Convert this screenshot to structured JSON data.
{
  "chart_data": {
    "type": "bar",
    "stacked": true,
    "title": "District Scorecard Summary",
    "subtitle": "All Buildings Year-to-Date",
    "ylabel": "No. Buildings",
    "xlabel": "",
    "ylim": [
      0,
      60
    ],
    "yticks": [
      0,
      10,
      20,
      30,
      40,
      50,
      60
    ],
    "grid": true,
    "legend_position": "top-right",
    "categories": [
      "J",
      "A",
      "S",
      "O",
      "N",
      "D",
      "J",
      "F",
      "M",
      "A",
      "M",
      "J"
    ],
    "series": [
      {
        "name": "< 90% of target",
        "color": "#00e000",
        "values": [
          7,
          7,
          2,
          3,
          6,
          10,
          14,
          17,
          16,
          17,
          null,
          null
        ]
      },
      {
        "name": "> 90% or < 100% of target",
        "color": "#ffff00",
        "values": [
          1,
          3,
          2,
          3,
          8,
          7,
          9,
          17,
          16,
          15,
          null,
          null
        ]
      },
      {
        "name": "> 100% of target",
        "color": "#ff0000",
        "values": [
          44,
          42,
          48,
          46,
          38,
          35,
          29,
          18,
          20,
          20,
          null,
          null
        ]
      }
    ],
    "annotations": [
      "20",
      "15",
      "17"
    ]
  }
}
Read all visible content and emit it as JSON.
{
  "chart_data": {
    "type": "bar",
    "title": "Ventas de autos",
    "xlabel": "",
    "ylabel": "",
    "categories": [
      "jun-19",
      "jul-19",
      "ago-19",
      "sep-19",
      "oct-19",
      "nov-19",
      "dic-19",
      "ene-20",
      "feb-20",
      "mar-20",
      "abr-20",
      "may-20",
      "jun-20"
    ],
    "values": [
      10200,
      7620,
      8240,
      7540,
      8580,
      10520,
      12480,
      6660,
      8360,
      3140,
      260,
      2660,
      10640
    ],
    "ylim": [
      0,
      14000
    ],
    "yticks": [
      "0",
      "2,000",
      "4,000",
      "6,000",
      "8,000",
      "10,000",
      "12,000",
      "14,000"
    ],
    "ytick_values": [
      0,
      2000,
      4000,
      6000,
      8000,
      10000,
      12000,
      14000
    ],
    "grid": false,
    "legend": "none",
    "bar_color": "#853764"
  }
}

◆ ◆ ◆ ◆ ◆

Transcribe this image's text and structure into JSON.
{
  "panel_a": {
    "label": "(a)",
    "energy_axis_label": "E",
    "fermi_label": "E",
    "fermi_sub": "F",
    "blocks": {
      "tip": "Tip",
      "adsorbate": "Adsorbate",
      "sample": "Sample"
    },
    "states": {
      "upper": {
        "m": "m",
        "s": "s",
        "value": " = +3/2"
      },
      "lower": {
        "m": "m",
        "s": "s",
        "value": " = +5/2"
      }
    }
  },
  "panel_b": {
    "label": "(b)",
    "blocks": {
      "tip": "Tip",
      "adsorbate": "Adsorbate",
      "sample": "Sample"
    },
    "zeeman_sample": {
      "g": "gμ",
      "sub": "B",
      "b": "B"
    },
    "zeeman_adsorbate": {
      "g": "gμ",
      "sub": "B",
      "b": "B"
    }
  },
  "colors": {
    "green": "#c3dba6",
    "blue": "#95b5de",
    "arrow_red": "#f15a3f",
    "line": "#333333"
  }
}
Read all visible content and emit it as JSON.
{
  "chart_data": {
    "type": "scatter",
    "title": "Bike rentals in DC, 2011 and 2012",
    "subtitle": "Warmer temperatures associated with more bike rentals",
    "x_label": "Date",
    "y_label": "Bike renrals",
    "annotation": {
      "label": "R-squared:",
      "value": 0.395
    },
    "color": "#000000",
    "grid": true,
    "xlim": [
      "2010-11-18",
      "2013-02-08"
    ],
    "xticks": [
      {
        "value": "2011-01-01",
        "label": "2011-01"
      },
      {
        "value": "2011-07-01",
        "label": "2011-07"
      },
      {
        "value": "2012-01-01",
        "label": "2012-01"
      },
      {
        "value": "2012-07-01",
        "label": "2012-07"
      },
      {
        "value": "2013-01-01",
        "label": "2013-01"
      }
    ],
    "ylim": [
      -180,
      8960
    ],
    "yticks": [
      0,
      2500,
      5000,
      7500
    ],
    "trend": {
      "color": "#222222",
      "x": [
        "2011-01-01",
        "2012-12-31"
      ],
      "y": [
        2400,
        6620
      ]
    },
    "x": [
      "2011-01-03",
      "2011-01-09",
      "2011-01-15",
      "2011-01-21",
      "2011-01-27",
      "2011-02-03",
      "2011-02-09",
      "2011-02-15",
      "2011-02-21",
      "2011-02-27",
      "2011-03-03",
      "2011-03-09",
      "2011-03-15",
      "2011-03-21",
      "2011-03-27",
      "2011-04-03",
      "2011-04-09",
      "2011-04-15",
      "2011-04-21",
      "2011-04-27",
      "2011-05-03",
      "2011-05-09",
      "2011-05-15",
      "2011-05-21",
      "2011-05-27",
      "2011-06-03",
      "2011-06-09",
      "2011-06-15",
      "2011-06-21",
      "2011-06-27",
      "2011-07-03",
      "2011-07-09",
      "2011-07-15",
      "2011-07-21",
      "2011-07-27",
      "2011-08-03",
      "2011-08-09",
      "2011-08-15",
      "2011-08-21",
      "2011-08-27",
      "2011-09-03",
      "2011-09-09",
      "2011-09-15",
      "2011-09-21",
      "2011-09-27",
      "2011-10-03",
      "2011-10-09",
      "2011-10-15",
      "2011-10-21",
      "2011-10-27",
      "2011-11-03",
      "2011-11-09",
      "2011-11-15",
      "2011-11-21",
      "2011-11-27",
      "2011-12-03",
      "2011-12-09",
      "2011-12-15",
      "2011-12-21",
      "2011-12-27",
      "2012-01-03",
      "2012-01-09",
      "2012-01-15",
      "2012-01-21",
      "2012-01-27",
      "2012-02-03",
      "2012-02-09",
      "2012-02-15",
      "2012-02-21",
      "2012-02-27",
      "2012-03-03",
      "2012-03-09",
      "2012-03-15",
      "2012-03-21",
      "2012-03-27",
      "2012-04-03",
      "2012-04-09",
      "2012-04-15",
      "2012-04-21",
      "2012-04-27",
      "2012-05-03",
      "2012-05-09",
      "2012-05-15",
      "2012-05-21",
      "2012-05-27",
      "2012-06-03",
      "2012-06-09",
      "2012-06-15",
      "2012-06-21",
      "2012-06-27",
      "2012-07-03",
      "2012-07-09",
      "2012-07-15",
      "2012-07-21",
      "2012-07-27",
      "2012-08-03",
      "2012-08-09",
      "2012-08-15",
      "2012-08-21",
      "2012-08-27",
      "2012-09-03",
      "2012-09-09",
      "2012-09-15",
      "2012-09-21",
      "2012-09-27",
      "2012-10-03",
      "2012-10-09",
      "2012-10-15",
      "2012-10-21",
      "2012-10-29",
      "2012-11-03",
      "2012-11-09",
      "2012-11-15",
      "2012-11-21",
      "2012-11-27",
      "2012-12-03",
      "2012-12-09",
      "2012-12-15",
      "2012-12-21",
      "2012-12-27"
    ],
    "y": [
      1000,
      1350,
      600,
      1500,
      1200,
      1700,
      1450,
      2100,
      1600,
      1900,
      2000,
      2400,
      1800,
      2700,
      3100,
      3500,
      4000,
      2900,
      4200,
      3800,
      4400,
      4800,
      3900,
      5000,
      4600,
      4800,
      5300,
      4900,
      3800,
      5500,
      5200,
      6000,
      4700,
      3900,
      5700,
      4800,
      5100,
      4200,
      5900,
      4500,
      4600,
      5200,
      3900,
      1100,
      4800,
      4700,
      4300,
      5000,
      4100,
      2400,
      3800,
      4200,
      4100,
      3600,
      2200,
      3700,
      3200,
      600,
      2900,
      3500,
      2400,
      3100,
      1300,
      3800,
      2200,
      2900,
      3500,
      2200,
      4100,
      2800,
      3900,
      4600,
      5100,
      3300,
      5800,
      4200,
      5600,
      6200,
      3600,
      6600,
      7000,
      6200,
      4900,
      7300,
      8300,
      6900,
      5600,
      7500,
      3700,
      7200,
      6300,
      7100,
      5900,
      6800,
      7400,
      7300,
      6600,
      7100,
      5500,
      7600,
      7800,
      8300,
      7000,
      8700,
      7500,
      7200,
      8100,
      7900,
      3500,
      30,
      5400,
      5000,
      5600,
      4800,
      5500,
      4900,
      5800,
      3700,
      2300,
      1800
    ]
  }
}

◆ ◆ ◆ ◆ ◆

REQUEST |
Find "Date". Copy every line it occurs in.

THE REPLY |
    "subtitle": "All Buildings Year-to-Date",
    "x_label": "Date",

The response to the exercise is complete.